TASK OBJECTIVE: Copy out the lines of the records from the one containing "range-bar bbox=[187, 331, 328, 336]" through the one containing "range-bar bbox=[140, 411, 320, 416]", both included, reproducing each verbatim.

— START STORED ROWS —

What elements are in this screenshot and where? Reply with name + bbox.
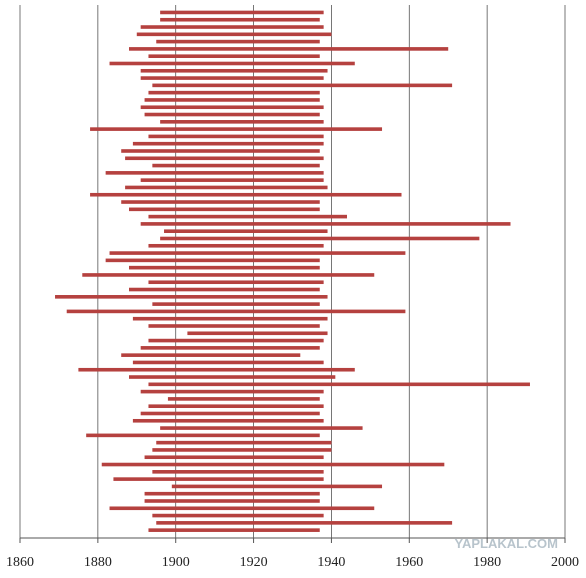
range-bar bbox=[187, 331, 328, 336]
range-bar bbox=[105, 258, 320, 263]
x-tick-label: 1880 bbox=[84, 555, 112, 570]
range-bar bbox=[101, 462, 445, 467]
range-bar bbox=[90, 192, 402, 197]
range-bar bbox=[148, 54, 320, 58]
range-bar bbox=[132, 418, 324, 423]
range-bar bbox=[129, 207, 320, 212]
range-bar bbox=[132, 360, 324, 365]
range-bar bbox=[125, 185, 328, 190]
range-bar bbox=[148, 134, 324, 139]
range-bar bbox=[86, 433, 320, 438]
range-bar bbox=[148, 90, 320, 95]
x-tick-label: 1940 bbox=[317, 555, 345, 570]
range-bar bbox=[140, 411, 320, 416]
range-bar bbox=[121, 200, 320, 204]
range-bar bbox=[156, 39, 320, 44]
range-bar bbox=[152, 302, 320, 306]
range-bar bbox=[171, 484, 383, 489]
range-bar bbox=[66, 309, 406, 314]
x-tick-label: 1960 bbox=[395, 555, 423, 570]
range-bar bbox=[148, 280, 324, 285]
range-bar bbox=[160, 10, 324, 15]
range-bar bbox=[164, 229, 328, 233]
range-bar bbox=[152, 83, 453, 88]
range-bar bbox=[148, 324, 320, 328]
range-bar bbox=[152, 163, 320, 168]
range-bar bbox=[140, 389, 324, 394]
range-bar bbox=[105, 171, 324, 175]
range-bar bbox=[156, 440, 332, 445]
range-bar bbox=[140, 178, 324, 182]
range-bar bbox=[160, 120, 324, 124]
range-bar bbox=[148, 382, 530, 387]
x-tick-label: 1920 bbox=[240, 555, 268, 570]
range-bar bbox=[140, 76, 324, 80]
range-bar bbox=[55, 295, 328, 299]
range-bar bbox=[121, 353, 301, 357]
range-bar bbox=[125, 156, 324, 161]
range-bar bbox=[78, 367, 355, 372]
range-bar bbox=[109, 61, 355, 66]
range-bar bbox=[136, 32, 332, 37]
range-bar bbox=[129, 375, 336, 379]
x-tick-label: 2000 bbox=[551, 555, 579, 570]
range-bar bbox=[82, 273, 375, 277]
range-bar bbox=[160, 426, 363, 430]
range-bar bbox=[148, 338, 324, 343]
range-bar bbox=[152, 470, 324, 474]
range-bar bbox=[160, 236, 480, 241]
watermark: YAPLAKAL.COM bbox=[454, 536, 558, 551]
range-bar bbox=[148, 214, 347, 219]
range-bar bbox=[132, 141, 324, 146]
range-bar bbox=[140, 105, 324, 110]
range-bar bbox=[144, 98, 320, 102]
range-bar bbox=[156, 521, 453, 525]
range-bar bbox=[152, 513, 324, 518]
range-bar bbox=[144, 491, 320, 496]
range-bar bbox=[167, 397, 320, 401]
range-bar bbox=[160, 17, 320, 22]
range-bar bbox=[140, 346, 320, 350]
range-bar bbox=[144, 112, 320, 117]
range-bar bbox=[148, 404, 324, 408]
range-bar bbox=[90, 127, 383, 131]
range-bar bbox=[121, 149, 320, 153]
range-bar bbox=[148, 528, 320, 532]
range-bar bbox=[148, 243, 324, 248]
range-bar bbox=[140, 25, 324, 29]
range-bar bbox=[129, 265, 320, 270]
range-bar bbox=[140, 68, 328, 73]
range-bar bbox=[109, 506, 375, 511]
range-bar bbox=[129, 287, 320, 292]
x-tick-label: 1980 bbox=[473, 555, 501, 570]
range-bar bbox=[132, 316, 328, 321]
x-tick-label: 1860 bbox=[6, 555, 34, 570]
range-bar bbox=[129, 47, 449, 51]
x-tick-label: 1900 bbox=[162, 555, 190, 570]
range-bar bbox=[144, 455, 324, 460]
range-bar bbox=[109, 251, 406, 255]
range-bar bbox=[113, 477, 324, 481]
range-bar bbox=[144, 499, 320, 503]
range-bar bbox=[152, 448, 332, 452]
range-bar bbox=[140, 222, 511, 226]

— END STORED ROWS —

COMPLETED TASK:
range-bar bbox=[187, 331, 328, 336]
range-bar bbox=[105, 258, 320, 263]
x-tick-label: 1880 bbox=[84, 555, 112, 570]
range-bar bbox=[101, 462, 445, 467]
range-bar bbox=[90, 192, 402, 197]
range-bar bbox=[148, 54, 320, 58]
range-bar bbox=[132, 418, 324, 423]
range-bar bbox=[129, 207, 320, 212]
range-bar bbox=[132, 360, 324, 365]
range-bar bbox=[125, 185, 328, 190]
range-bar bbox=[148, 134, 324, 139]
range-bar bbox=[86, 433, 320, 438]
range-bar bbox=[148, 90, 320, 95]
x-tick-label: 1940 bbox=[317, 555, 345, 570]
range-bar bbox=[140, 411, 320, 416]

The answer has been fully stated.